-- START OF EXERCISE INPUT --

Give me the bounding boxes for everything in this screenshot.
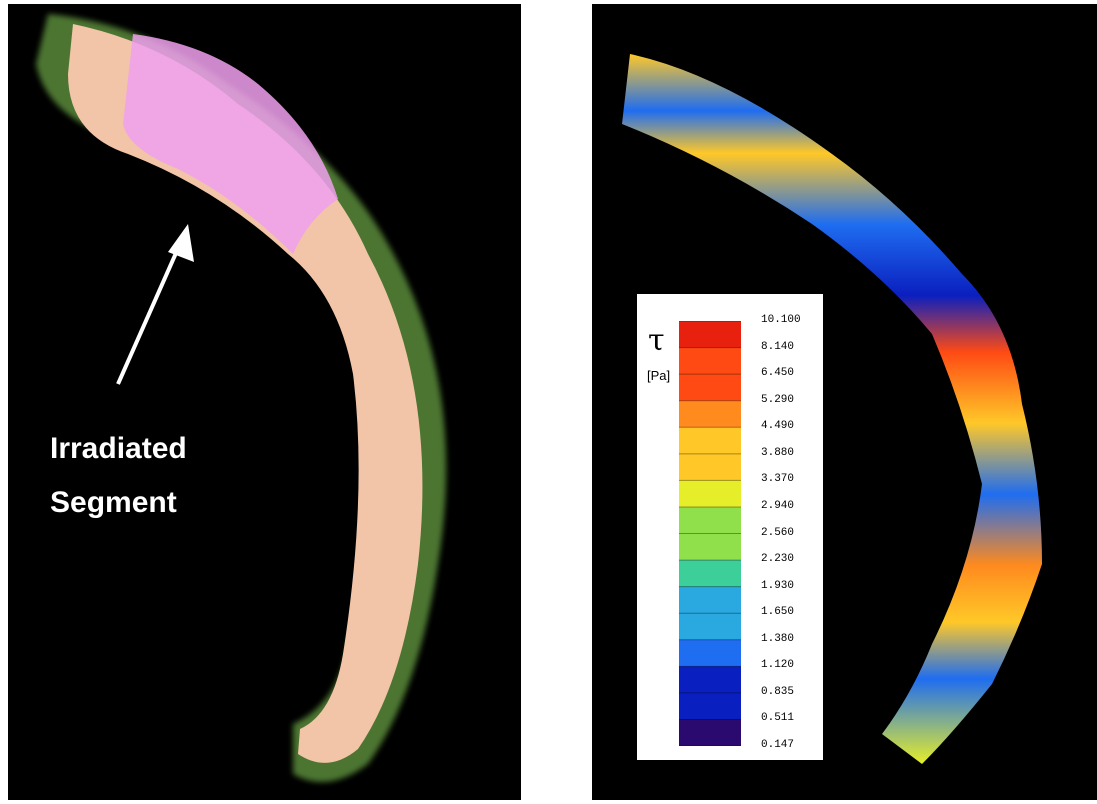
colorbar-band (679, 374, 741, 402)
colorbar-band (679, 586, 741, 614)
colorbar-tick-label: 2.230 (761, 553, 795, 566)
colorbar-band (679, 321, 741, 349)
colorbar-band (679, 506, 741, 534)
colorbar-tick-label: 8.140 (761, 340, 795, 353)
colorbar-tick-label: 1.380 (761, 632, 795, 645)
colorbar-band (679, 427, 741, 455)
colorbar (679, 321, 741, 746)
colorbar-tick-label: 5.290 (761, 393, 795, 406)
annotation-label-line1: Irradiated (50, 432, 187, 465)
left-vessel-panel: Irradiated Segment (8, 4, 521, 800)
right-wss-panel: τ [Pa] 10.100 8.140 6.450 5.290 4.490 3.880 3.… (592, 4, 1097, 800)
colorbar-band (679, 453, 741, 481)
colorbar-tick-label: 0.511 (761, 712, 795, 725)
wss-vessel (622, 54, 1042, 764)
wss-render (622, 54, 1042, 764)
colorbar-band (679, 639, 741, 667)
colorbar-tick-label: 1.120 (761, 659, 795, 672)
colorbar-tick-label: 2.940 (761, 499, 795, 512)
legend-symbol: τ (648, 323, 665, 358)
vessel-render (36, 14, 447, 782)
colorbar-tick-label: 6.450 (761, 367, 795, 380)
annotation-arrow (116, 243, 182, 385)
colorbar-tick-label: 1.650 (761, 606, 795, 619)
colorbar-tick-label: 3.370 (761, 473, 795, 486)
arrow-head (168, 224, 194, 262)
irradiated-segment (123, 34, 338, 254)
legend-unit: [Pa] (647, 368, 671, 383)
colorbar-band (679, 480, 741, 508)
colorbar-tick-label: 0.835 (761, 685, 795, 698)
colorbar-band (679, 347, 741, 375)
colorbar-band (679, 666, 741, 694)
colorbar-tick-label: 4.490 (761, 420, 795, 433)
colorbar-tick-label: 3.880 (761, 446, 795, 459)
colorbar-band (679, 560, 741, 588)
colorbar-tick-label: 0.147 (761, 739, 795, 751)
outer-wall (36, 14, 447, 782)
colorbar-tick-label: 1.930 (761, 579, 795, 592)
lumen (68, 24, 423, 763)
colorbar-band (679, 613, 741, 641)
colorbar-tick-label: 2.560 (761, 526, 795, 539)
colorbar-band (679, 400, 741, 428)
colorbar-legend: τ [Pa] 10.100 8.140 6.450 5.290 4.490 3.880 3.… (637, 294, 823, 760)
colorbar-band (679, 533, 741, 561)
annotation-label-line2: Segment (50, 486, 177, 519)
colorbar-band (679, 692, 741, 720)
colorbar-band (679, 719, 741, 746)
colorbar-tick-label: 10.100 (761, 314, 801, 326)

-- END OF EXERCISE INPUT --

● WHAT THE TASK ASKS
Put the lines above into a numbered list, skipping any blank lines and leaving the pictures out.

● RESPONSE TO THE EXERCISE
1. Give me the bounding boxes for everything in this screenshot.
2. colorbar-band (679, 374, 741, 402)
3. colorbar-band (679, 586, 741, 614)
4. colorbar-tick-label: 2.230 (761, 553, 795, 566)
5. colorbar-band (679, 321, 741, 349)
6. colorbar-band (679, 506, 741, 534)
7. colorbar-tick-label: 8.140 (761, 340, 795, 353)
8. colorbar-tick-label: 1.380 (761, 632, 795, 645)
9. colorbar-band (679, 427, 741, 455)
10. colorbar (679, 321, 741, 746)
11. colorbar-tick-label: 5.290 (761, 393, 795, 406)
12. annotation-label-line1: Irradiated (50, 432, 187, 465)
13. left-vessel-panel: Irradiated Segment (8, 4, 521, 800)
14. right-wss-panel: τ [Pa] 10.100 8.140 6.450 5.290 4.490 3.880 3.… (592, 4, 1097, 800)
15. colorbar-band (679, 453, 741, 481)
16. colorbar-tick-label: 0.511 (761, 712, 795, 725)
17. wss-vessel (622, 54, 1042, 764)
18. wss-render (622, 54, 1042, 764)
19. colorbar-band (679, 639, 741, 667)
20. colorbar-tick-label: 1.120 (761, 659, 795, 672)
21. colorbar-tick-label: 2.940 (761, 499, 795, 512)
22. legend-symbol: τ (648, 323, 665, 358)
23. vessel-render (36, 14, 447, 782)
24. colorbar-tick-label: 6.450 (761, 367, 795, 380)
25. annotation-arrow (116, 243, 182, 385)
26. colorbar-tick-label: 1.650 (761, 606, 795, 619)
27. colorbar-tick-label: 3.370 (761, 473, 795, 486)
28. arrow-head (168, 224, 194, 262)
29. irradiated-segment (123, 34, 338, 254)
30. legend-unit: [Pa] (647, 368, 671, 383)
31. colorbar-band (679, 480, 741, 508)
32. colorbar-tick-label: 0.835 (761, 685, 795, 698)
33. colorbar-band (679, 347, 741, 375)
34. colorbar-band (679, 666, 741, 694)
35. colorbar-tick-label: 4.490 (761, 420, 795, 433)
36. colorbar-tick-label: 3.880 (761, 446, 795, 459)
37. colorbar-band (679, 560, 741, 588)
38. colorbar-tick-label: 0.147 (761, 739, 795, 751)
39. outer-wall (36, 14, 447, 782)
40. colorbar-tick-label: 1.930 (761, 579, 795, 592)
41. lumen (68, 24, 423, 763)
42. colorbar-band (679, 613, 741, 641)
43. colorbar-tick-label: 2.560 (761, 526, 795, 539)
44. colorbar-band (679, 400, 741, 428)
45. colorbar-legend: τ [Pa] 10.100 8.140 6.450 5.290 4.490 3.880 3.… (637, 294, 823, 760)
46. colorbar-band (679, 533, 741, 561)
47. annotation-label-line2: Segment (50, 486, 177, 519)
48. colorbar-band (679, 692, 741, 720)
49. colorbar-band (679, 719, 741, 746)
50. colorbar-tick-label: 10.100 (761, 314, 801, 326)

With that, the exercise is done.